*Task statement*. Transcribe the material below exactly as it appears.

*Records shown*.
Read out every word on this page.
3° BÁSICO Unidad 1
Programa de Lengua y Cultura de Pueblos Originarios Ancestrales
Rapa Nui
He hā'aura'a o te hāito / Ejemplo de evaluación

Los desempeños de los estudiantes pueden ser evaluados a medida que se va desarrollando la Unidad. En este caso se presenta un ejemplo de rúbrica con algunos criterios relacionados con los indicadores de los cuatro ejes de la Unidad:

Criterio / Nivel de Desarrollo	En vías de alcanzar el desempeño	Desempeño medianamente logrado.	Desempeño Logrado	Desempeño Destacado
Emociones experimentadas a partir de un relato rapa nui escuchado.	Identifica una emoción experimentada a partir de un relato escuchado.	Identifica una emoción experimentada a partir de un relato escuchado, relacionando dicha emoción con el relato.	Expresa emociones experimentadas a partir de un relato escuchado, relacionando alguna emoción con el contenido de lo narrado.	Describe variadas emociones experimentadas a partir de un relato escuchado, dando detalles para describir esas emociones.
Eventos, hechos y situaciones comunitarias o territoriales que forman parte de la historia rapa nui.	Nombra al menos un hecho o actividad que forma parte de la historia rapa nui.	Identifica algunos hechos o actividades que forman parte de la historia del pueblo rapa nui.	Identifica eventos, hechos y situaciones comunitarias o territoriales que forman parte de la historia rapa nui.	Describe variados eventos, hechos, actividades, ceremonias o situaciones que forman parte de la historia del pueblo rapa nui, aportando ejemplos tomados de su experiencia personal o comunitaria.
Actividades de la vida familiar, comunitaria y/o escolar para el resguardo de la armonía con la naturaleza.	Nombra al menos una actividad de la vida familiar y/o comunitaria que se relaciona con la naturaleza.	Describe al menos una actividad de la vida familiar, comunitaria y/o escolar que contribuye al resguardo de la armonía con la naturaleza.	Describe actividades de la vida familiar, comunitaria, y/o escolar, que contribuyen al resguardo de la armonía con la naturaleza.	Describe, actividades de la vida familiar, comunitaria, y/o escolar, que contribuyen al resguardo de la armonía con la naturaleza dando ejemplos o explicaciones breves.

*Response*.
Read out every word on this page.
3° BÁSICO Unidad 1
Programa de Lengua y Cultura de Pueblos Originarios Ancestrales
Rapa Nui
He hā'aura'a o te hāito / Ejemplo de evaluación

Los desempeños de los estudiantes pueden ser evaluados a medida que se va desarrollando la Unidad. En este caso se presenta un ejemplo de rúbrica con algunos criterios relacionados con los indicadores de los cuatro ejes de la Unidad:

Criterio / Nivel de Desarrollo	En vías de alcanzar el desempeño	Desempeño medianamente logrado.	Desempeño Logrado	Desempeño Destacado
Emociones experimentadas a partir de un relato rapa nui escuchado.	Identifica una emoción experimentada a partir de un relato escuchado.	Identifica una emoción experimentada a partir de un relato escuchado, relacionando dicha emoción con el relato.	Expresa emociones experimentadas a partir de un relato escuchado, relacionando alguna emoción con el contenido de lo narrado.	Describe variadas emociones experimentadas a partir de un relato escuchado, dando detalles para describir esas emociones.
Eventos, hechos y situaciones comunitarias o territoriales que forman parte de la historia rapa nui.	Nombra al menos un hecho o actividad que forma parte de la historia rapa nui.	Identifica algunos hechos o actividades que forman parte de la historia del pueblo rapa nui.	Identifica eventos, hechos y situaciones comunitarias o territoriales que forman parte de la historia rapa nui.	Describe variados eventos, hechos, actividades, ceremonias o situaciones que forman parte de la historia del pueblo rapa nui, aportando ejemplos tomados de su experiencia personal o comunitaria.
Actividades de la vida familiar, comunitaria y/o escolar para el resguardo de la armonía con la naturaleza.	Nombra al menos una actividad de la vida familiar y/o comunitaria que se relaciona con la naturaleza.	Describe al menos una actividad de la vida familiar, comunitaria y/o escolar que contribuye al resguardo de la armonía con la naturaleza.	Describe actividades de la vida familiar, comunitaria, y/o escolar, que contribuyen al resguardo de la armonía con la naturaleza.	Describe, actividades de la vida familiar, comunitaria, y/o escolar, que contribuyen al resguardo de la armonía con la naturaleza dando ejemplos o explicaciones breves.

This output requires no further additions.